Task requirements » All lines of the records below that contain the word "Coconut" must be listed.

Records supplied below:

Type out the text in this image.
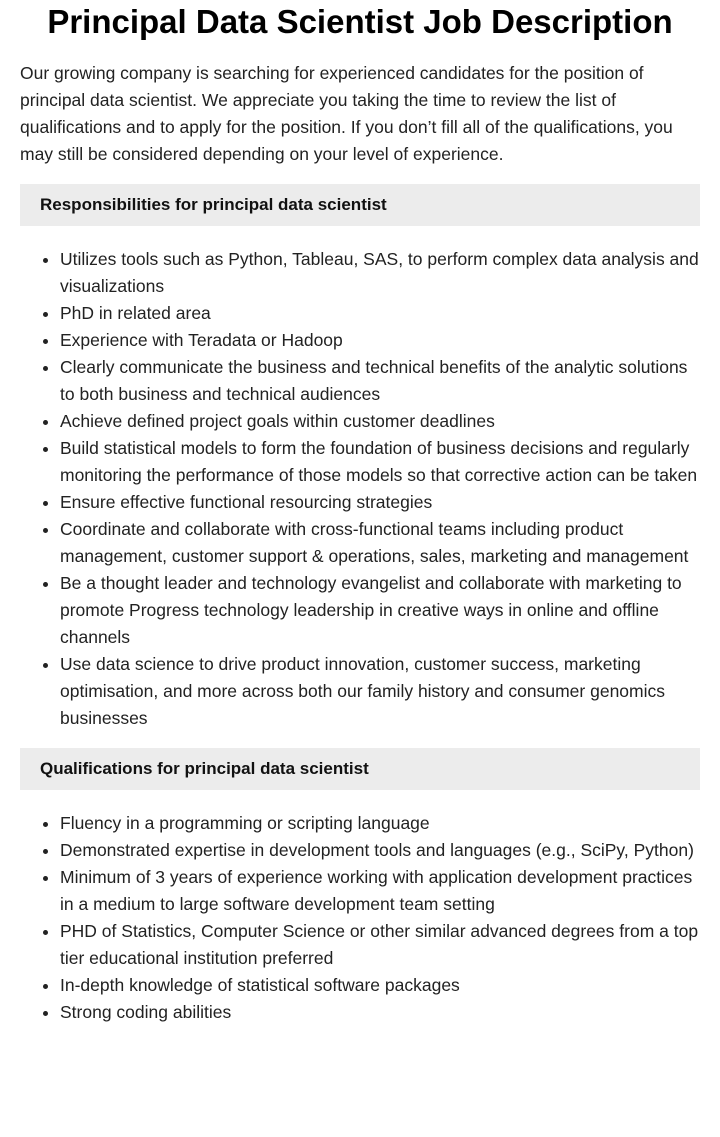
Principal Data Scientist Job Description

Our growing company is searching for experienced candidates for the position of principal data scientist. We appreciate you taking the time to review the list of qualifications and to apply for the position. If you don’t fill all of the qualifications, you may still be considered depending on your level of experience.

Responsibilities for principal data scientist
• Utilizes tools such as Python, Tableau, SAS, to perform complex data analysis and visualizations
• PhD in related area
• Experience with Teradata or Hadoop
• Clearly communicate the business and technical benefits of the analytic solutions to both business and technical audiences
• Achieve defined project goals within customer deadlines
• Build statistical models to form the foundation of business decisions and regularly monitoring the performance of those models so that corrective action can be taken
• Ensure effective functional resourcing strategies
• Coordinate and collaborate with cross-functional teams including product management, customer support & operations, sales, marketing and management
• Be a thought leader and technology evangelist and collaborate with marketing to promote Progress technology leadership in creative ways in online and offline channels
• Use data science to drive product innovation, customer success, marketing optimisation, and more across both our family history and consumer genomics businesses
Qualifications for principal data scientist
• Fluency in a programming or scripting language
• Demonstrated expertise in development tools and languages (e.g., SciPy, Python)
• Minimum of 3 years of experience working with application development practices in a medium to large software development team setting
• PHD of Statistics, Computer Science or other similar advanced degrees from a top tier educational institution preferred
• In-depth knowledge of statistical software packages
• Strong coding abilities
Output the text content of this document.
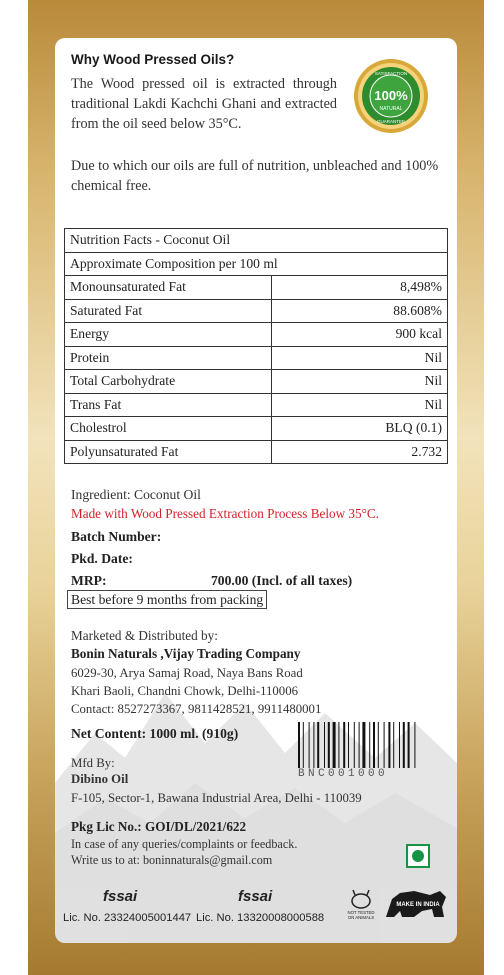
Why Wood Pressed Oils?
The Wood pressed oil is extracted through traditional Lakdi Kachchi Ghani and extracted from the oil seed below 35°C.
Due to which our oils are full of nutrition, unbleached and 100% chemical free.
100%
NATURAL
SATISFACTION
GUARANTEE
Nutrition Facts - Coconut Oil	
Approximate Composition per 100 ml	
Monounsaturated Fat	8,498%
Saturated Fat	88.608%
Energy	900 kcal
Protein	Nil
Total Carbohydrate	Nil
Trans Fat	Nil
Cholestrol	BLQ (0.1)
Polyunsaturated Fat	2.732
Ingredient: Coconut Oil
Made with Wood Pressed Extraction Process Below 35°C.
Batch Number:
Pkd. Date:
MRP:	700.00 (Incl. of all taxes)
Best before 9 months from packing
Marketed & Distributed by:
Bonin Naturals ,Vijay Trading Company
6029-30, Arya Samaj Road, Naya Bans Road
Khari Baoli, Chandni Chowk, Delhi-110006
Contact: 8527273367, 9811428521, 9911480001
Net Content: 1000 ml. (910g)
BNC001000
Mfd By:
Dibino Oil
F-105, Sector-1, Bawana Industrial Area, Delhi - 110039
Pkg Lic No.: GOI/DL/2021/622
In case of any queries/complaints or feedback.
Write us to at: boninnaturals@gmail.com
fssai	fssai
Lic. No. 23324005001447 Lic. No. 13320008000588	NOT TESTED
ON ANIMALS
MAKE IN INDIA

End of Records supplied.

Answer for this exercise »
Nutrition Facts - Coconut Oil	
Ingredient: Coconut Oil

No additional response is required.